**TEXT SHOWN:**
— begin —

Engine Lid Seal

by Richard Atwell
(c) Copyright 2004-2011


One of the must do's when restoring your bus especially after repainting is the job of replacing your seals (door and window weather stripping). As of today, unlike the most of the seals available for vintage beetles and split window buses, you can still get quality German made seals. Now is a great time to restore you bus before the quality parts dry up.

What I like about products from Germany is that they have a highly regarded chemical industry and as a result their products are made from quality materials. In this same vein, the VW seals I'm talking about are high quality EPDM seals made from rubber by the Metzler company (a giant rubber concern) and will last you another 25 years (maybe longer than the originals).

I don't have the money to buy seals from every vendor and tell you what fits and what doesn't. Your budget will have to decide whether or not you want to take the risk buying the lowest cost seals. In my experience correct fit is worth every penny. All I can relate is what I've learned from my own purchases and returns.

The one seal I was unsuccessful with during my restoration was the seal for the engine lid. Nobody makes a seal nearly as good as the original. I would like to get Scott Pearson of West Cost Metric (WCM) to reproduce this seal because his seals use the right kind of rubber (more on that below). In the meantime you can benefit from my investigation and choose to retain your original seal if the condition is acceptable to you as I found.

Remember that the engine lid seal is vital to keeping out exhaust fumes at stoplights. The seal is important even when driving because the shape of the bus creates a vacuum behind the engine lid as you drive. Having an inadequate seal means you'll smell exhaust especially if you turn on the booster fan.

The seal in question is 211 827 711C (72-79 bus).

The Original:

factory seal

This is the seal we are looking for. It's the factory original german (OG) seal from the 1978 OEM. It's more like a window seal rubber than a door seal rubber and is supported by the lip of the body without the need for adhesive (my acid test for all reproductions).

— end —

**STATED PROBLEM A:** In the engine lid seal article, what part number is given for the seal in question?
**STATED PROBLEM B:** Reproduce the engine lid seal article from "I don't have" up to and including "purchases and returns.".
**STATED PROBLEM C:** Pick up the engine lid seal article after its final sentence and keep writing.

**RECORDS SHOWN:**
— begin —

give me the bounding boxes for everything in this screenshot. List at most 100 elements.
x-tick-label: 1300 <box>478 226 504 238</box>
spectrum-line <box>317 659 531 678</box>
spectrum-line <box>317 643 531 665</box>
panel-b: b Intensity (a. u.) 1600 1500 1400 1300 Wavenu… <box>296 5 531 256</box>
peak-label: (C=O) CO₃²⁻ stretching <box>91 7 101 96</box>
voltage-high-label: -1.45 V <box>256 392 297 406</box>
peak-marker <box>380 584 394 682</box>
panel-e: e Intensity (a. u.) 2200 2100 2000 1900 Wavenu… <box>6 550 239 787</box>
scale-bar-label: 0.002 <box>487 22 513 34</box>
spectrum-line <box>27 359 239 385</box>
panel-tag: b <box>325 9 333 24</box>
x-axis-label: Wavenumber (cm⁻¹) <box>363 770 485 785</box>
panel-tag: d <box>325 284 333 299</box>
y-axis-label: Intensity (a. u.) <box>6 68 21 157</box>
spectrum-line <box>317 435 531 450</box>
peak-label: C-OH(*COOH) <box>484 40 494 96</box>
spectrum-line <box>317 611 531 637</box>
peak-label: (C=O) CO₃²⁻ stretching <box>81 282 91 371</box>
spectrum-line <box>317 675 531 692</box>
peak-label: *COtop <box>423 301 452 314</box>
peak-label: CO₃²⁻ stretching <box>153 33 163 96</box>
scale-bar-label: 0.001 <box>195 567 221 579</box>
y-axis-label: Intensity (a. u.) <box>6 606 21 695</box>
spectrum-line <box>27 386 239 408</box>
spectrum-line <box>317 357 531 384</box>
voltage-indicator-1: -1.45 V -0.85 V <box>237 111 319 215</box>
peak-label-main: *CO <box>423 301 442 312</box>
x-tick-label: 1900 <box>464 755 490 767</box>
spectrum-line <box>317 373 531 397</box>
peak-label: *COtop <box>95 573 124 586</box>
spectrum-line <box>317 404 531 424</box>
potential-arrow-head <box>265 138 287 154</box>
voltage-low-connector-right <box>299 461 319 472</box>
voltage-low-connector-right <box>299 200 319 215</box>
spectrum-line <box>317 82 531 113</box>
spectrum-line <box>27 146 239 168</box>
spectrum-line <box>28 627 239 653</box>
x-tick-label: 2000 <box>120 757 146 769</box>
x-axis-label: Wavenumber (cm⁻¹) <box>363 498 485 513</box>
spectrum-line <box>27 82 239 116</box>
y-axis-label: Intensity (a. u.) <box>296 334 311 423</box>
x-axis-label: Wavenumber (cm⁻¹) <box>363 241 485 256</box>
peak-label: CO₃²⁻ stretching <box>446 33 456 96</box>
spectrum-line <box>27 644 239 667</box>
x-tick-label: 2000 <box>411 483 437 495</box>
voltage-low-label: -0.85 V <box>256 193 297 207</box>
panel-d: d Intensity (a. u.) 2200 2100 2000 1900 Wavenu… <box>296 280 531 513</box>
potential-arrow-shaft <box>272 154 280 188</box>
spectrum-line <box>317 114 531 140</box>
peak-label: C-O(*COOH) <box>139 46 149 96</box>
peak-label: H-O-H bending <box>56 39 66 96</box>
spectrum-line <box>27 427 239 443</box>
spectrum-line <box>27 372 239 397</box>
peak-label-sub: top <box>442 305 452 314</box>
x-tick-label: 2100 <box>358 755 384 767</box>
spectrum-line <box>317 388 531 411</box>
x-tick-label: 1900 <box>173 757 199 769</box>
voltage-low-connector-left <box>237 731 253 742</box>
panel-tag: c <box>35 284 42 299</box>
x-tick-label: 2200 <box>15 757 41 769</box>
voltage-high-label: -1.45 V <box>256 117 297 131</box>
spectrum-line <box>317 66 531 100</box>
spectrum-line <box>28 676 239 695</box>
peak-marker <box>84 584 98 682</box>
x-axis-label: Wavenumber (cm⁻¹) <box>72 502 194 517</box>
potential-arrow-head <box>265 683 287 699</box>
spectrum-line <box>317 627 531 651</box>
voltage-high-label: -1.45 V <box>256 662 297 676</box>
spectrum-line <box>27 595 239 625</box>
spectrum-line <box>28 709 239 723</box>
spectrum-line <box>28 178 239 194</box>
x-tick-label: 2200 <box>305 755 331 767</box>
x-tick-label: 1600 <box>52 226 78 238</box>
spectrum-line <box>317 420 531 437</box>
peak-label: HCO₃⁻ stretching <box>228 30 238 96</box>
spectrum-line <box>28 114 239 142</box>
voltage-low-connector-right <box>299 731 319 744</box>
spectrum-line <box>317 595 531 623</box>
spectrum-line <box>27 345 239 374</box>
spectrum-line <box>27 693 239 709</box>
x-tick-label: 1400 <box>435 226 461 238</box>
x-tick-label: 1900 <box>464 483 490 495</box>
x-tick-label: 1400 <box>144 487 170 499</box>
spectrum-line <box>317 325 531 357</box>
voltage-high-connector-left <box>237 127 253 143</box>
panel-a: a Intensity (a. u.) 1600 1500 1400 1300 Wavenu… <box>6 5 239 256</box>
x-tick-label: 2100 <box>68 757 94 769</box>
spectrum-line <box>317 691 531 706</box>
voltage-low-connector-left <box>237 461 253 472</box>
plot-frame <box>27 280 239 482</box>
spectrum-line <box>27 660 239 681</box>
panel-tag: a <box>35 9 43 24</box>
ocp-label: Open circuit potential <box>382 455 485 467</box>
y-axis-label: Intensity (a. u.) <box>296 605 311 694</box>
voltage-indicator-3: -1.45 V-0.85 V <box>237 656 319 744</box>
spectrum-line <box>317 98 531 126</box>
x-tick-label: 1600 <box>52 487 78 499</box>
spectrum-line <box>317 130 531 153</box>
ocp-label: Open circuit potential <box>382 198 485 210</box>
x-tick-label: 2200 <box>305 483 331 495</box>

— end —

**TASK RESULT A:** 211 827 711C (72-79 bus)

**TASK RESULT B:**
I don't have the money to buy seals from every vendor and tell you what fits and what doesn't. Your budget will have to decide whether or not you want to take the risk buying the lowest cost seals. In my experience correct fit is worth every penny. All I can relate is what I've learned from my own purchases and returns.

**TASK RESULT C:**
It is a single piece of rubber (glued at corners) with a gap in the middle by the lock.
oem versions I've noticed some variation with the 72-79 seal. The seal of the left is from a 73 bus. It's basically the same shape with a nub at the top. This is probably the seal that WCM duplicated (see below). Both style fits 72-79 bodies.

5th place:

wcm seal The WCM seal shows the most promise but doesn't fit. The rubber is the right thickness, quality and doesn't smell but the profile while mimicking the original ends up being too large to fit. You will not be able to glue this seal into place without cutting the seal! It also came in 4 sections which is annoying because you have to have to cut the ends at angles in order to glue them together.

4th place:

WW seal The next victim was from Wolfsburg West. Their part number was 211 827 711 and they claim it fits 55-79 buses (Ha!). This seal stunk like cheap chinese rubber and was completely the wrong shape. It came in 4 sections that needed to be cut and glued. Avoid.

3rd place:

JK seal The first seal I bought was from OEVeedub (also sold by Bus Depot). This was a Just Kampers seal they distribute and it is the only seal that is pre-glued into a ring. The seal came with a 211 827 711 label from OEVeedub but a 211 827 711T label from Just Kampers. It was completely the incorrect shape and was more foam like than rubber like. It would not fit the body and stay in place without the help of some adhesive.

2nd place:

german seal Bus Depot recently started selling another Just Kampers seals, 211 827 711 COE. They state this is an OE seal and the shape is very close to the original but the quality of the rubber is poor in my opinion. There was a lot of rubber preservative on this seal and it appears to be old. I'm not sure if this is a NOS seal or not. This seal was closest to the original in shape: the ends of the original seal meets just below the sticker plate for the engine lid lock. It even had the ribs on the back to help make good contact with the adhesive. Go with this seal if you have to replace yours. It's the only viable option at present.

2011 Update (1st place):

oem versions

This OEVeedub seal is very similar to the seal I bought from Bus Depot back in 2004. I sold that seal and I don't have it for comparison anymore but I do have another seal that came to me about a year ago as a sample from a German wholesaler and it is the same as this one.

You can see from this photo that the seal is very close in profile to the factory seal but distinctly different. In addition, the thickness of the tube is thinner on the reproduction.

At present this is the best seal available.

oem seal

As far as fit is concerned it works well. I've never been able to prove that the factory seal fits as well as it does because of its shape or due to the fact that it has been held in place for 25+ years by the engine lid.

I also cannot tell if the factory rubber has changed over time but it is very smooth and the only rubber I've every seen like it (engine lid seal wise) came from WCM.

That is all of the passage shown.